**Texto de lectura**
Aunque los más agoreros anunciaban serios problemas en la fiesta popular del bou al carrer por la compleja aplicación de la nueva normativa sobre este espectáculo taurino, la realidad está siendo muy diferente. Sólo hay que echar una ojeada a los programas de fiestas de las localidades de Vila-real y Almassora para darse cuenta de que no ha disminuido el número de exhibiciones, sino que por el contrario habrá más toros en estas celebraciones locales que tienen lugar por estas fechas.

La entrada en vigor del nuevo decreto, que entre otras cuestiones ha encarecido las pólizas de seguro, a lo que se viene a sumar los problemas para la comercialización de la carne de las reses por el control de la enfermedad de las vacas locas, son algunas de las dificultades a las que se han tenido enfrentar los ayuntamientos y las comisiones de fiestas.

Pero la fiesta popular, especialmente arraigada en los pueblos de la provincia de Castellón, sigue al alza con mayor fuerza si cabe. No sólo se exhibirán más toros, sino que en muchos casos se llegará a pagar más de 6.000 euros por ejemplar. Lo que semejaba un escollo insalvable, se ha asumido con todas las de la ley.

**Material proporcionado**

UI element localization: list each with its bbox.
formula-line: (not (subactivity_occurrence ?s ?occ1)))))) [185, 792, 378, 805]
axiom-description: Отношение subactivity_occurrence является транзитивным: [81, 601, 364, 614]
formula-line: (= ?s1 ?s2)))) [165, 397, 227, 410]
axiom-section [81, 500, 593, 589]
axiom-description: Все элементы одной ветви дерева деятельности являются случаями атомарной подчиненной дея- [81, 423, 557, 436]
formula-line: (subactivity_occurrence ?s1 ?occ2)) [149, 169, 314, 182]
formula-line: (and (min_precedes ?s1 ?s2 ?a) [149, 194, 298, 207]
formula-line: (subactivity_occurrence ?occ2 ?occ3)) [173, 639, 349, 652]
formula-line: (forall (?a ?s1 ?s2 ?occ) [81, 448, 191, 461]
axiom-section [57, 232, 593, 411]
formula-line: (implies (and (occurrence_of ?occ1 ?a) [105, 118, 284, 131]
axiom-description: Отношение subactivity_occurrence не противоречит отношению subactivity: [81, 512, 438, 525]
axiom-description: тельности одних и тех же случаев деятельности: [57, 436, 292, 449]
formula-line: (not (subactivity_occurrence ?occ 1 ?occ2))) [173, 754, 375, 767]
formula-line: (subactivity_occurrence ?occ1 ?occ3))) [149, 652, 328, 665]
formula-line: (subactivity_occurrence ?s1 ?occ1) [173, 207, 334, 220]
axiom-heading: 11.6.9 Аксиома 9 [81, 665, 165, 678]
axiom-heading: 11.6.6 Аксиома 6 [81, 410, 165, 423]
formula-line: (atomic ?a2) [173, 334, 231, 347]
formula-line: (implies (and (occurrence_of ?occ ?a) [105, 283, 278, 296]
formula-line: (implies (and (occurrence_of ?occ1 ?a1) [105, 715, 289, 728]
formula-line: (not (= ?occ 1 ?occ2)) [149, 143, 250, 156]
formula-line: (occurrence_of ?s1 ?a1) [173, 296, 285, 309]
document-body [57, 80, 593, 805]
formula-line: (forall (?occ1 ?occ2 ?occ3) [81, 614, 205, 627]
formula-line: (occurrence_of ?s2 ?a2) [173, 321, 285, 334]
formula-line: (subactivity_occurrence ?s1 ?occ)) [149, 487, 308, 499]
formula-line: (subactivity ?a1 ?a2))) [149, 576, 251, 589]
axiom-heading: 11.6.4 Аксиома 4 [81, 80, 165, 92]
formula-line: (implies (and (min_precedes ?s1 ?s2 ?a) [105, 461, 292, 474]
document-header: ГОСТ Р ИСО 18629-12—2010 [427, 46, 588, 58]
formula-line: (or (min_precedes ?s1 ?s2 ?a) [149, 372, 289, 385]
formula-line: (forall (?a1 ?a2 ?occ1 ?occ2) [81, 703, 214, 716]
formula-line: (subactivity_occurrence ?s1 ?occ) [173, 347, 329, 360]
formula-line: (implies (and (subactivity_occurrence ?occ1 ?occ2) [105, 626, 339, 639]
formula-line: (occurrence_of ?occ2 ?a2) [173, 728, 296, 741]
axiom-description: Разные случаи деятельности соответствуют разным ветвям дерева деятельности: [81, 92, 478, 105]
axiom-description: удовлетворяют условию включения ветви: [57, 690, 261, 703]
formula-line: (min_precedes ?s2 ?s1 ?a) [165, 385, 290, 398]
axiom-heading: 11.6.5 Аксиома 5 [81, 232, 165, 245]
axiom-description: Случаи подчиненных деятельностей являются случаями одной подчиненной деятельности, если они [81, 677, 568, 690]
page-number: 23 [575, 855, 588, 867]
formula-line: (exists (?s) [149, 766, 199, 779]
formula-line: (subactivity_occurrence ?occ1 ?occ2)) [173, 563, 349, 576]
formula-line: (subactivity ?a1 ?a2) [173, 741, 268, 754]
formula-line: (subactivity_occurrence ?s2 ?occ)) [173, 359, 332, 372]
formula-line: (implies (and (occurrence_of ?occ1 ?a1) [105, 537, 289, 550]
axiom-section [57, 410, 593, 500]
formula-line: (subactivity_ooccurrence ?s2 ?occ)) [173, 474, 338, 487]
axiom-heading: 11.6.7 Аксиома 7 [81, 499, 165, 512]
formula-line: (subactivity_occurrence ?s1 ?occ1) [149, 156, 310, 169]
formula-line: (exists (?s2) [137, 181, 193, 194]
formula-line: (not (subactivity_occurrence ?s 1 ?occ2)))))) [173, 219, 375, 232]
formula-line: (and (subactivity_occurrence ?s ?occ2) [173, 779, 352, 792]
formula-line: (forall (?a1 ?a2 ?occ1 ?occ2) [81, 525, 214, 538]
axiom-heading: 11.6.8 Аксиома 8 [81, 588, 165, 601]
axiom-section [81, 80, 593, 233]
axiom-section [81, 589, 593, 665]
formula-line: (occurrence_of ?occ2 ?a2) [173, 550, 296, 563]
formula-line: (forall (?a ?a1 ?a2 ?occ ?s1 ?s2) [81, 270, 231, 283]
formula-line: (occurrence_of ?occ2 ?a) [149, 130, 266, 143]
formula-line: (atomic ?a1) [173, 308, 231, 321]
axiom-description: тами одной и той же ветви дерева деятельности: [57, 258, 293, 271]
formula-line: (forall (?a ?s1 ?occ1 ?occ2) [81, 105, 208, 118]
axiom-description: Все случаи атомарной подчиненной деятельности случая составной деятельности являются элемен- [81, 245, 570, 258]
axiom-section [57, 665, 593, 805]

**Lista de actividades**
1: Según el texto sobre el bou al carrer, ¿cuánto se llegará a pagar en muchos casos por cada toro?
2: Transcribe sin cambios el fragmento del texto sobre el bou al carrer que va desde "La entrada en" hasta "las de la ley.".

**Soluciones por tarea**
1: En muchos casos se llegará a pagar más de 6.000 euros por ejemplar.

2:
La entrada en vigor del nuevo decreto, que entre otras cuestiones ha encarecido las pólizas de seguro, a lo que se viene a sumar los problemas para la comercialización de la carne de las reses por el control de la enfermedad de las vacas locas, son algunas de las dificultades a las que se han tenido enfrentar los ayuntamientos y las comisiones de fiestas.

Pero la fiesta popular, especialmente arraigada en los pueblos de la provincia de Castellón, sigue al alza con mayor fuerza si cabe. No sólo se exhibirán más toros, sino que en muchos casos se llegará a pagar más de 6.000 euros por ejemplar. Lo que semejaba un escollo insalvable, se ha asumido con todas las de la ley.